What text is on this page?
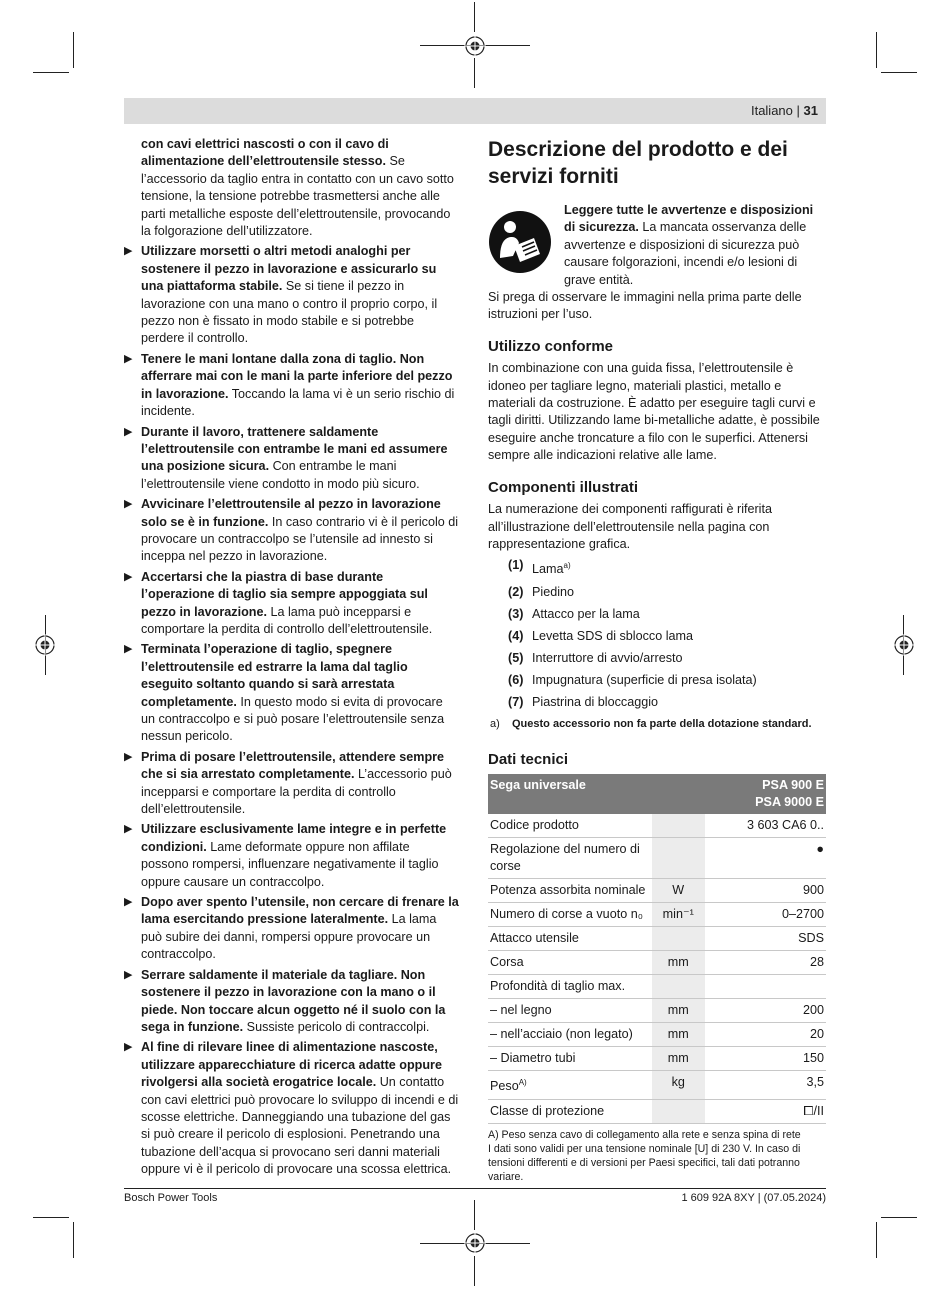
Italiano | 31

con cavi elettrici nascosti o con il cavo di alimentazione dell’elettroutensile stesso. Se l’accessorio da taglio entra in contatto con un cavo sotto tensione, la tensione potrebbe trasmettersi anche alle parti metalliche esposte dell’elettroutensile, provocando la folgorazione dell’utilizzatore.

▶ Utilizzare morsetti o altri metodi analoghi per sostenere il pezzo in lavorazione e assicurarlo su una piattaforma stabile. Se si tiene il pezzo in lavorazione con una mano o contro il proprio corpo, il pezzo non è fissato in modo stabile e si potrebbe perdere il controllo.
▶ Tenere le mani lontane dalla zona di taglio. Non afferrare mai con le mani la parte inferiore del pezzo in lavorazione. Toccando la lama vi è un serio rischio di incidente.
▶ Durante il lavoro, trattenere saldamente l’elettroutensile con entrambe le mani ed assumere una posizione sicura. Con entrambe le mani l’elettroutensile viene condotto in modo più sicuro.
▶ Avvicinare l’elettroutensile al pezzo in lavorazione solo se è in funzione. In caso contrario vi è il pericolo di provocare un contraccolpo se l’utensile ad innesto si inceppa nel pezzo in lavorazione.
▶ Accertarsi che la piastra di base durante l’operazione di taglio sia sempre appoggiata sul pezzo in lavorazione. La lama può incepparsi e comportare la perdita di controllo dell’elettroutensile.
▶ Terminata l’operazione di taglio, spegnere l’elettroutensile ed estrarre la lama dal taglio eseguito soltanto quando si sarà arrestata completamente. In questo modo si evita di provocare un contraccolpo e si può posare l’elettroutensile senza nessun pericolo.
▶ Prima di posare l’elettroutensile, attendere sempre che si sia arrestato completamente. L’accessorio può incepparsi e comportare la perdita di controllo dell’elettroutensile.
▶ Utilizzare esclusivamente lame integre e in perfette condizioni. Lame deformate oppure non affilate possono rompersi, influenzare negativamente il taglio oppure causare un contraccolpo.
▶ Dopo aver spento l’utensile, non cercare di frenare la lama esercitando pressione lateralmente. La lama può subire dei danni, rompersi oppure provocare un contraccolpo.
▶ Serrare saldamente il materiale da tagliare. Non sostenere il pezzo in lavorazione con la mano o il piede. Non toccare alcun oggetto né il suolo con la sega in funzione. Sussiste pericolo di contraccolpi.
▶ Al fine di rilevare linee di alimentazione nascoste, utilizzare apparecchiature di ricerca adatte oppure rivolgersi alla società erogatrice locale. Un contatto con cavi elettrici può provocare lo sviluppo di incendi e di scosse elettriche. Danneggiando una tubazione del gas si può creare il pericolo di esplosioni. Penetrando una tubazione dell’acqua si provocano seri danni materiali oppure vi è il pericolo di provocare una scossa elettrica.
Descrizione del prodotto e dei servizi forniti
Leggere tutte le avvertenze e disposizioni di sicurezza. La mancata osservanza delle avvertenze e disposizioni di sicurezza può causare folgorazioni, incendi e/o lesioni di grave entità.

Si prega di osservare le immagini nella prima parte delle istruzioni per l’uso.

Utilizzo conforme

In combinazione con una guida fissa, l’elettroutensile è idoneo per tagliare legno, materiali plastici, metallo e materiali da costruzione. È adatto per eseguire tagli curvi e tagli diritti. Utilizzando lame bi-metalliche adatte, è possibile eseguire anche troncature a filo con le superfici. Attenersi sempre alle indicazioni relative alle lame.

Componenti illustrati

La numerazione dei componenti raffigurati è riferita all’illustrazione dell’elettroutensile nella pagina con rappresentazione grafica.

(1) Lama$^{a)}$
(2) Piedino
(3) Attacco per la lama
(4) Levetta SDS di sblocco lama
(5) Interruttore di avvio/arresto
(6) Impugnatura (superficie di presa isolata)
(7) Piastrina di bloccaggio
a) Questo accessorio non fa parte della dotazione standard.
Dati tecnici
Sega universale		PSA 900 E
PSA 9000 E

Codice prodotto		3 603 CA6 0..
Regolazione del numero di corse		●
Potenza assorbita nominale	W	900
Numero di corse a vuoto n₀	min⁻¹	0–2700
Attacco utensile		SDS
Corsa	mm	28
Profondità di taglio max.		
– nel legno	mm	200
– nell’acciaio (non legato)	mm	20
– Diametro tubi	mm	150
Peso$^{A)}$	kg	3,5
Classe di protezione		⧠/II
A) Peso senza cavo di collegamento alla rete e senza spina di rete
I dati sono validi per una tensione nominale [U] di 230 V. In caso di tensioni differenti e di versioni per Paesi specifici, tali dati potranno variare.
Bosch Power Tools	1 609 92A 8XY | (07.05.2024)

▶ GIVEN EXERCISE
All of the material above is to be copied exactly, except for its images.

▶ TASK RESPONSE
What text is on this page?
Italiano | 31

con cavi elettrici nascosti o con il cavo di alimentazione dell’elettroutensile stesso. Se l’accessorio da taglio entra in contatto con un cavo sotto tensione, la tensione potrebbe trasmettersi anche alle parti metalliche esposte dell’elettroutensile, provocando la folgorazione dell’utilizzatore.

▶ Utilizzare morsetti o altri metodi analoghi per sostenere il pezzo in lavorazione e assicurarlo su una piattaforma stabile. Se si tiene il pezzo in lavorazione con una mano o contro il proprio corpo, il pezzo non è fissato in modo stabile e si potrebbe perdere il controllo.
▶ Tenere le mani lontane dalla zona di taglio. Non afferrare mai con le mani la parte inferiore del pezzo in lavorazione. Toccando la lama vi è un serio rischio di incidente.
▶ Durante il lavoro, trattenere saldamente l’elettroutensile con entrambe le mani ed assumere una posizione sicura. Con entrambe le mani l’elettroutensile viene condotto in modo più sicuro.
▶ Avvicinare l’elettroutensile al pezzo in lavorazione solo se è in funzione. In caso contrario vi è il pericolo di provocare un contraccolpo se l’utensile ad innesto si inceppa nel pezzo in lavorazione.
▶ Accertarsi che la piastra di base durante l’operazione di taglio sia sempre appoggiata sul pezzo in lavorazione. La lama può incepparsi e comportare la perdita di controllo dell’elettroutensile.
▶ Terminata l’operazione di taglio, spegnere l’elettroutensile ed estrarre la lama dal taglio eseguito soltanto quando si sarà arrestata completamente. In questo modo si evita di provocare un contraccolpo e si può posare l’elettroutensile senza nessun pericolo.
▶ Prima di posare l’elettroutensile, attendere sempre che si sia arrestato completamente. L’accessorio può incepparsi e comportare la perdita di controllo dell’elettroutensile.
▶ Utilizzare esclusivamente lame integre e in perfette condizioni. Lame deformate oppure non affilate possono rompersi, influenzare negativamente il taglio oppure causare un contraccolpo.
▶ Dopo aver spento l’utensile, non cercare di frenare la lama esercitando pressione lateralmente. La lama può subire dei danni, rompersi oppure provocare un contraccolpo.
▶ Serrare saldamente il materiale da tagliare. Non sostenere il pezzo in lavorazione con la mano o il piede. Non toccare alcun oggetto né il suolo con la sega in funzione. Sussiste pericolo di contraccolpi.
▶ Al fine di rilevare linee di alimentazione nascoste, utilizzare apparecchiature di ricerca adatte oppure rivolgersi alla società erogatrice locale. Un contatto con cavi elettrici può provocare lo sviluppo di incendi e di scosse elettriche. Danneggiando una tubazione del gas si può creare il pericolo di esplosioni. Penetrando una tubazione dell’acqua si provocano seri danni materiali oppure vi è il pericolo di provocare una scossa elettrica.
Descrizione del prodotto e dei servizi forniti
Leggere tutte le avvertenze e disposizioni di sicurezza. La mancata osservanza delle avvertenze e disposizioni di sicurezza può causare folgorazioni, incendi e/o lesioni di grave entità.

Si prega di osservare le immagini nella prima parte delle istruzioni per l’uso.

Utilizzo conforme

In combinazione con una guida fissa, l’elettroutensile è idoneo per tagliare legno, materiali plastici, metallo e materiali da costruzione. È adatto per eseguire tagli curvi e tagli diritti. Utilizzando lame bi-metalliche adatte, è possibile eseguire anche troncature a filo con le superfici. Attenersi sempre alle indicazioni relative alle lame.

Componenti illustrati

La numerazione dei componenti raffigurati è riferita all’illustrazione dell’elettroutensile nella pagina con rappresentazione grafica.

(1) Lama$^{a)}$
(2) Piedino
(3) Attacco per la lama
(4) Levetta SDS di sblocco lama
(5) Interruttore di avvio/arresto
(6) Impugnatura (superficie di presa isolata)
(7) Piastrina di bloccaggio
a) Questo accessorio non fa parte della dotazione standard.
Dati tecnici
Sega universale		PSA 900 E
PSA 9000 E

Codice prodotto		3 603 CA6 0..
Regolazione del numero di corse		●
Potenza assorbita nominale	W	900
Numero di corse a vuoto n₀	min⁻¹	0–2700
Attacco utensile		SDS
Corsa	mm	28
Profondità di taglio max.		
– nel legno	mm	200
– nell’acciaio (non legato)	mm	20
– Diametro tubi	mm	150
Peso$^{A)}$	kg	3,5
Classe di protezione		⧠/II
A) Peso senza cavo di collegamento alla rete e senza spina di rete
I dati sono validi per una tensione nominale [U] di 230 V. In caso di tensioni differenti e di versioni per Paesi specifici, tali dati potranno variare.
Bosch Power Tools	1 609 92A 8XY | (07.05.2024)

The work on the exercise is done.